Written problem:
Find each line with the string "from" and copy it.

# start of Extracted information

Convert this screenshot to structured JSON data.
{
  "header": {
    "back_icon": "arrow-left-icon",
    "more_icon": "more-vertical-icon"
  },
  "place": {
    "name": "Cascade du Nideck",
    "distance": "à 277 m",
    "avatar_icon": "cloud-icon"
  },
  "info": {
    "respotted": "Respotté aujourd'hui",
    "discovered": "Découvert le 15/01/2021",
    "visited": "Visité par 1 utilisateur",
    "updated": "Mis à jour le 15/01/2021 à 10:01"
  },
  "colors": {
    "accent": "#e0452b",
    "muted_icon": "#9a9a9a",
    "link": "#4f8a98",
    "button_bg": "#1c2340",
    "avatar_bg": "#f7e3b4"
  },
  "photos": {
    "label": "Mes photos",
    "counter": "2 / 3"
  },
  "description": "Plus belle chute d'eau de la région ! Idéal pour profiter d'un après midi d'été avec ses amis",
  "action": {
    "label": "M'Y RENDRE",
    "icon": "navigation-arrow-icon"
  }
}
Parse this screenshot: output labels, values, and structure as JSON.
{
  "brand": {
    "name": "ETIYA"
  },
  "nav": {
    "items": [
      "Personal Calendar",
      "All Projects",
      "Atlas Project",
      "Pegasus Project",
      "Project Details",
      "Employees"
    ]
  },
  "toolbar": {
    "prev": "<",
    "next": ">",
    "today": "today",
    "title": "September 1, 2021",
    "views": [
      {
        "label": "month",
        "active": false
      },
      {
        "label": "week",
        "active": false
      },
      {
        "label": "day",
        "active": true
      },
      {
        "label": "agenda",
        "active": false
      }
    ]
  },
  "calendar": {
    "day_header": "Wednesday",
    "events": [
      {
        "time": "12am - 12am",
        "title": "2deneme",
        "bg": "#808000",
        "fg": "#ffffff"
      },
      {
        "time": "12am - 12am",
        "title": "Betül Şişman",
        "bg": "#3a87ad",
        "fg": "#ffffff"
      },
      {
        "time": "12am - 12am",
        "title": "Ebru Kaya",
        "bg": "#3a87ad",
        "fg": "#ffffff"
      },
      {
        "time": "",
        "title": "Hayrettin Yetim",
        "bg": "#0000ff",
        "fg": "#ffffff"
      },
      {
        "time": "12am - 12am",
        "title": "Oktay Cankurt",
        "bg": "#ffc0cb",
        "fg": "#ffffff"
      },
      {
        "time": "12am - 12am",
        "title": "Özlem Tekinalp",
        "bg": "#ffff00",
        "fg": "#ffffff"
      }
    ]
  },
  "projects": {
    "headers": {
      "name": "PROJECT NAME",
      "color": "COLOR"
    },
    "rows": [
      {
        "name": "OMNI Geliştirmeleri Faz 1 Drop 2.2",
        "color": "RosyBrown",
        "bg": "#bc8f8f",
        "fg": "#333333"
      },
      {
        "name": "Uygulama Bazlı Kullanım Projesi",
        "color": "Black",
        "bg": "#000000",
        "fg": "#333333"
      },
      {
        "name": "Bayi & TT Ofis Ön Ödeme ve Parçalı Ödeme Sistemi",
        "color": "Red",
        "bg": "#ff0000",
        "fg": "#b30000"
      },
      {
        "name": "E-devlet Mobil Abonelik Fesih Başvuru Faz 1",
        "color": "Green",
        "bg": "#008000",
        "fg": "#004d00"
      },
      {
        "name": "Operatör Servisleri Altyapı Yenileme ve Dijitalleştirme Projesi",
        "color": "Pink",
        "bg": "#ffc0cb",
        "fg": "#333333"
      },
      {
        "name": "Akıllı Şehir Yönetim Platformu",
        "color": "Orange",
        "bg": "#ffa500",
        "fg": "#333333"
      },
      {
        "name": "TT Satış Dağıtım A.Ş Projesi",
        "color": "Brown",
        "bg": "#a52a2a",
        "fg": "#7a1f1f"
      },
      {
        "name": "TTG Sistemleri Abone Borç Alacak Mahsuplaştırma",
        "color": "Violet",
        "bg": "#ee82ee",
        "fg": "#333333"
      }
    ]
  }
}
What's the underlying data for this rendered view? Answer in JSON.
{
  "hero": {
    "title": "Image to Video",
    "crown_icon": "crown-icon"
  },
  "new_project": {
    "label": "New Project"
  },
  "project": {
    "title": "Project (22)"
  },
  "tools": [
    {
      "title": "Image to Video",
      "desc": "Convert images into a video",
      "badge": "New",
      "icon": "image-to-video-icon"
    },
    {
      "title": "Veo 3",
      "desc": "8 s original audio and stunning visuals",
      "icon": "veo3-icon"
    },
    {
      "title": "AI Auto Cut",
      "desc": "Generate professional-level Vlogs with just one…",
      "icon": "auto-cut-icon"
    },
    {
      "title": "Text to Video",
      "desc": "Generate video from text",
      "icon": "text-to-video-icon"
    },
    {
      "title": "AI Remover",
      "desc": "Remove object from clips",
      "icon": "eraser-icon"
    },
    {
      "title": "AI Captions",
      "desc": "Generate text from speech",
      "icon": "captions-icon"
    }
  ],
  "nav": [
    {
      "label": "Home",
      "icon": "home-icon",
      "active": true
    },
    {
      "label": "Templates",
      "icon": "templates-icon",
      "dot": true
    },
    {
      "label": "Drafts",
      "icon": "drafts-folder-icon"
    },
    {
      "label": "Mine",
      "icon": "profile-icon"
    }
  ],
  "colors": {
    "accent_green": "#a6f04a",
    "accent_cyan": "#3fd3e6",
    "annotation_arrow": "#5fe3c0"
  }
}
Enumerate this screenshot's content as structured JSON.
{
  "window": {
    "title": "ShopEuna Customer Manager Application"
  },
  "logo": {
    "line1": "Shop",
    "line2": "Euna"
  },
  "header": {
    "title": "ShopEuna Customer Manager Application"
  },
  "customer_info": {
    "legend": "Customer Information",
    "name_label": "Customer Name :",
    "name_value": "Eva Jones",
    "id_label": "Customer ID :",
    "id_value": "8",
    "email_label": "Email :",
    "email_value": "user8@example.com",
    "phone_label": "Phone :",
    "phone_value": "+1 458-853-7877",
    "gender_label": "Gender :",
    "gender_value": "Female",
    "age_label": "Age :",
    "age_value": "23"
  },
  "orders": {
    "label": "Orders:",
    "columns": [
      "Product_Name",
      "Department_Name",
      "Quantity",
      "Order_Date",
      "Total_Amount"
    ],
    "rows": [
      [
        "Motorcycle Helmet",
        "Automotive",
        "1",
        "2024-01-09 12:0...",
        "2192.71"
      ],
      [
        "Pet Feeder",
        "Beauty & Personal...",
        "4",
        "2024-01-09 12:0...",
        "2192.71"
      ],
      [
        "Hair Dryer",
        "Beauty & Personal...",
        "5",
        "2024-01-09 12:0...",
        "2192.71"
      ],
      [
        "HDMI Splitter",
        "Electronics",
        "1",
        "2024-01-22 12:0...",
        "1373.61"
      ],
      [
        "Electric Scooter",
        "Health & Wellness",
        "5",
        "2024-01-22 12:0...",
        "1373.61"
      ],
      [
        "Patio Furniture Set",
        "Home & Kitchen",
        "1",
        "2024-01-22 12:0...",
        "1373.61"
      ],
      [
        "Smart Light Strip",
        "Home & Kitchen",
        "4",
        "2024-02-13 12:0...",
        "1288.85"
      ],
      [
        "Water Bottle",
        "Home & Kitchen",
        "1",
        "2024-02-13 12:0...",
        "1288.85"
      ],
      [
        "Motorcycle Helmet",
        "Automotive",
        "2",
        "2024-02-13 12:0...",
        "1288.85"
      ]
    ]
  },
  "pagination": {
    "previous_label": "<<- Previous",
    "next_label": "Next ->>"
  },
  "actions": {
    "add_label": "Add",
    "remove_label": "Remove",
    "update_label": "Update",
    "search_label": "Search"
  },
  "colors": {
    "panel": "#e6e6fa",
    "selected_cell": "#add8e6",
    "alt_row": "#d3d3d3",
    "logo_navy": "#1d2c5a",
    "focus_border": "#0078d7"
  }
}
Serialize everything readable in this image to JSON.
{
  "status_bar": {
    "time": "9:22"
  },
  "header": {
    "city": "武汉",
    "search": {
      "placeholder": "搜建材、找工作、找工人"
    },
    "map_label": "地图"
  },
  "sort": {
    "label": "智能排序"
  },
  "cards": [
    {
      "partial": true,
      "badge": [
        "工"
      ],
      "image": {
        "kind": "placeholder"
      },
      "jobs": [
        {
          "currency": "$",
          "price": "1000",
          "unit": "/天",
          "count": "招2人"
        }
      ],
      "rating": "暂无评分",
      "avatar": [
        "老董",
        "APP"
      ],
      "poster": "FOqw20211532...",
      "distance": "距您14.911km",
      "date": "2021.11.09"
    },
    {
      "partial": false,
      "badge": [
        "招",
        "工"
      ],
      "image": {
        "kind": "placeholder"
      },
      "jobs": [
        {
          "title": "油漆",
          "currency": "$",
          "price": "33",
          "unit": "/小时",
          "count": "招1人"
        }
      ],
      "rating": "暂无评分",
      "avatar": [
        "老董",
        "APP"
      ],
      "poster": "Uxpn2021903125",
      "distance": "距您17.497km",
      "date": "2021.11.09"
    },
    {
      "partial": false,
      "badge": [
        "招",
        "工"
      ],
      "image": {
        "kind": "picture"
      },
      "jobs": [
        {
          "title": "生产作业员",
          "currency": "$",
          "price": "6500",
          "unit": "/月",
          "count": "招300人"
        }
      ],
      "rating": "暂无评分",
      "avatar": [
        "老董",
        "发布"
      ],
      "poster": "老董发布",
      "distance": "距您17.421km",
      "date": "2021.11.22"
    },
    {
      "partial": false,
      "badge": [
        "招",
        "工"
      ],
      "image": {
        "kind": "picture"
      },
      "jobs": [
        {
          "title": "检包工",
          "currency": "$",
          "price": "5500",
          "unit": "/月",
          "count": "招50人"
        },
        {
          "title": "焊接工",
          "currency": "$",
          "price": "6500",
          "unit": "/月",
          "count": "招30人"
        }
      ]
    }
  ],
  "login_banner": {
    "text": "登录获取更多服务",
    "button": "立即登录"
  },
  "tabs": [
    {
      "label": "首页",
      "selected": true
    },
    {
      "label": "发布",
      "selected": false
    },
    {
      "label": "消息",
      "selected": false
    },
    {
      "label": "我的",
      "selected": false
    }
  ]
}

# end of Extracted information

Exercise output:
      "desc": "Generate video from text",
      "desc": "Remove object from clips",
      "desc": "Generate text from speech",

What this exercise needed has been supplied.